=== Provided entries ===
-------------------------
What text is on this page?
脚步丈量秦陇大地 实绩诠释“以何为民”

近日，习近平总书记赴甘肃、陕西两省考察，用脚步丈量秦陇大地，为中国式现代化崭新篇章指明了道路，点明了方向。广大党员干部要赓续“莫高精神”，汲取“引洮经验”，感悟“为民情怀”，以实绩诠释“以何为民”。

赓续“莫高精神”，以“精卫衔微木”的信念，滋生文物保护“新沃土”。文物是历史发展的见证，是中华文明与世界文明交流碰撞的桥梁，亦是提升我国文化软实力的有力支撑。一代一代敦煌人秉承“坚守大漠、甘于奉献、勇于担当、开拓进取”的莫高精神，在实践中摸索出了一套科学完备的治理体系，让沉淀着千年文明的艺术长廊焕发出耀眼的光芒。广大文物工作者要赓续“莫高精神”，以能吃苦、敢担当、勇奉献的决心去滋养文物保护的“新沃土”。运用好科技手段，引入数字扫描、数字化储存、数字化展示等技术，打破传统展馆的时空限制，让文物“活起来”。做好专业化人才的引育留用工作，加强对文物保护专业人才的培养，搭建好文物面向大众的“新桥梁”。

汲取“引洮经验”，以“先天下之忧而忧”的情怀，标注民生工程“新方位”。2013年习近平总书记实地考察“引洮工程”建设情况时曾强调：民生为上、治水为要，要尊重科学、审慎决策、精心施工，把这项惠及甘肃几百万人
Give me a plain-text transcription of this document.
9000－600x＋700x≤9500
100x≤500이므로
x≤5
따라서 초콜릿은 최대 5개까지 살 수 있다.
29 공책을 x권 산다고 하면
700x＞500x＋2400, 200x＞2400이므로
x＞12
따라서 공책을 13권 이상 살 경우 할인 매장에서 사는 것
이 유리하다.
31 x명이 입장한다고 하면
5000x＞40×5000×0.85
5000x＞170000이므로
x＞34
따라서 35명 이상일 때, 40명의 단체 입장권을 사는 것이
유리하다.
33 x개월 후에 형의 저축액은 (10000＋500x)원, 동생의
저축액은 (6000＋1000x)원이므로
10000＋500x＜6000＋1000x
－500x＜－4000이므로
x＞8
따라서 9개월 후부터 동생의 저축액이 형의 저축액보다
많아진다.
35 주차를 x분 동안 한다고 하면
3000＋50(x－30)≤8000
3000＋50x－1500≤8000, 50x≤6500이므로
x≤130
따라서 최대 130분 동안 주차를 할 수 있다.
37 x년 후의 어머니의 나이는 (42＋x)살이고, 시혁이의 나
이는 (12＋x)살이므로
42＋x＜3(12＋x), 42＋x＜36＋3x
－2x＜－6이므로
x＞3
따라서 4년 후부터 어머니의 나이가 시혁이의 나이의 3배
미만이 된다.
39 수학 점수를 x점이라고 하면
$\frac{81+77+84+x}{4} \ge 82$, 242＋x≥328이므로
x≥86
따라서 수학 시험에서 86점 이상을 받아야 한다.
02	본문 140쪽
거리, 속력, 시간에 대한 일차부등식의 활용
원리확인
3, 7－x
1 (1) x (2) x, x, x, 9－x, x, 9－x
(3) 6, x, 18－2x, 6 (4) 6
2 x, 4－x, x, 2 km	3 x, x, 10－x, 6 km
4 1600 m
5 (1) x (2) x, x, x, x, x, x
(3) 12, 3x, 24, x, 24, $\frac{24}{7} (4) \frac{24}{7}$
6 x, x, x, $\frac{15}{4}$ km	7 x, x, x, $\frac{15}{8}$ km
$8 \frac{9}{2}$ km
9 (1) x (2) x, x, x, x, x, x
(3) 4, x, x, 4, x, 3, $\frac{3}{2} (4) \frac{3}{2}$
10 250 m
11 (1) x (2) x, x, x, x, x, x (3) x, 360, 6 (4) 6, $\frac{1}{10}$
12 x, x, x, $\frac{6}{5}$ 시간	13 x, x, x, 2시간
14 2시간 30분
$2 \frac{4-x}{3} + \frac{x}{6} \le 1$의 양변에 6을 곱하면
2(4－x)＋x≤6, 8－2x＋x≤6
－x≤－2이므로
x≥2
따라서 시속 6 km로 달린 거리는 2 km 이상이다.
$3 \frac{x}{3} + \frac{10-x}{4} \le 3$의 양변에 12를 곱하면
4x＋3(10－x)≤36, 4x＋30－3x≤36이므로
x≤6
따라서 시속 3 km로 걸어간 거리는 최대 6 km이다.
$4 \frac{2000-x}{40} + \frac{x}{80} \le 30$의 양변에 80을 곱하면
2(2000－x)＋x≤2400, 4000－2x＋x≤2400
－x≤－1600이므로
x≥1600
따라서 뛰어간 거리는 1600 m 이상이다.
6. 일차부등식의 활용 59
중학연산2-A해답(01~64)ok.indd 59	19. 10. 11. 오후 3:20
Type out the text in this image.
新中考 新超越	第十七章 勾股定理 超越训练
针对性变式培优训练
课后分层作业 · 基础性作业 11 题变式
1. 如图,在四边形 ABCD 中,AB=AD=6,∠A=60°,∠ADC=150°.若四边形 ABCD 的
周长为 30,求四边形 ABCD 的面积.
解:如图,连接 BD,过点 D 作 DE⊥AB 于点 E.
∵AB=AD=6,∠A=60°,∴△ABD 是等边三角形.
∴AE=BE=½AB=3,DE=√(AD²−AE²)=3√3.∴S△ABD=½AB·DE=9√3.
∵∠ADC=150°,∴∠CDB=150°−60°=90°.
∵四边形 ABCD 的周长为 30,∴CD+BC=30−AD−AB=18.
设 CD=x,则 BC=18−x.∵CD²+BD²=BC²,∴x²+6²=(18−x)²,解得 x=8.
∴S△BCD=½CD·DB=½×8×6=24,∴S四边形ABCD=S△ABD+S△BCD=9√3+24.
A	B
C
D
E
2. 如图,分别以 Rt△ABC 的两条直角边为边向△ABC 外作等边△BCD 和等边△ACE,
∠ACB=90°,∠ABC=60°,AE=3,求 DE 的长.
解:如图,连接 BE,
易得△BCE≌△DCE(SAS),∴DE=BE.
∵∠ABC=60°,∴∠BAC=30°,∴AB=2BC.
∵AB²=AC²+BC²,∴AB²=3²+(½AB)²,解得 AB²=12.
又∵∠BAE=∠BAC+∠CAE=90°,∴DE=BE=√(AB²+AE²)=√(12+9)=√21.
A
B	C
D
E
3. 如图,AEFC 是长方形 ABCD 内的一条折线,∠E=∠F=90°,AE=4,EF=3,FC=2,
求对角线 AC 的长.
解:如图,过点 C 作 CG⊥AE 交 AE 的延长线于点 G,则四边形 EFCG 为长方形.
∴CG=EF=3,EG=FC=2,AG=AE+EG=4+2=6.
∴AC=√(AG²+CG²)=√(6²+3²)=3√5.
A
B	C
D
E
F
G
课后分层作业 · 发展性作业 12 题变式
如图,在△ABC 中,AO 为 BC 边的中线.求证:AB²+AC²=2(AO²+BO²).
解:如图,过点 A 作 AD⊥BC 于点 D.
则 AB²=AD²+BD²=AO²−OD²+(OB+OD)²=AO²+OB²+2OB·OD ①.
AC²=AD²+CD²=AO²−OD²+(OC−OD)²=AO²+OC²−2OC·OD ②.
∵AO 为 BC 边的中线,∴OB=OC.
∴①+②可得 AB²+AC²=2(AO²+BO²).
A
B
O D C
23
-------------------------
=== Exercise aim ===
List the lines of the records where "이상이다" occurs.

=== Result for this task ===
따라서 시속 6 km로 달린 거리는 2 km 이상이다.
따라서 뛰어간 거리는 1600 m 이상이다.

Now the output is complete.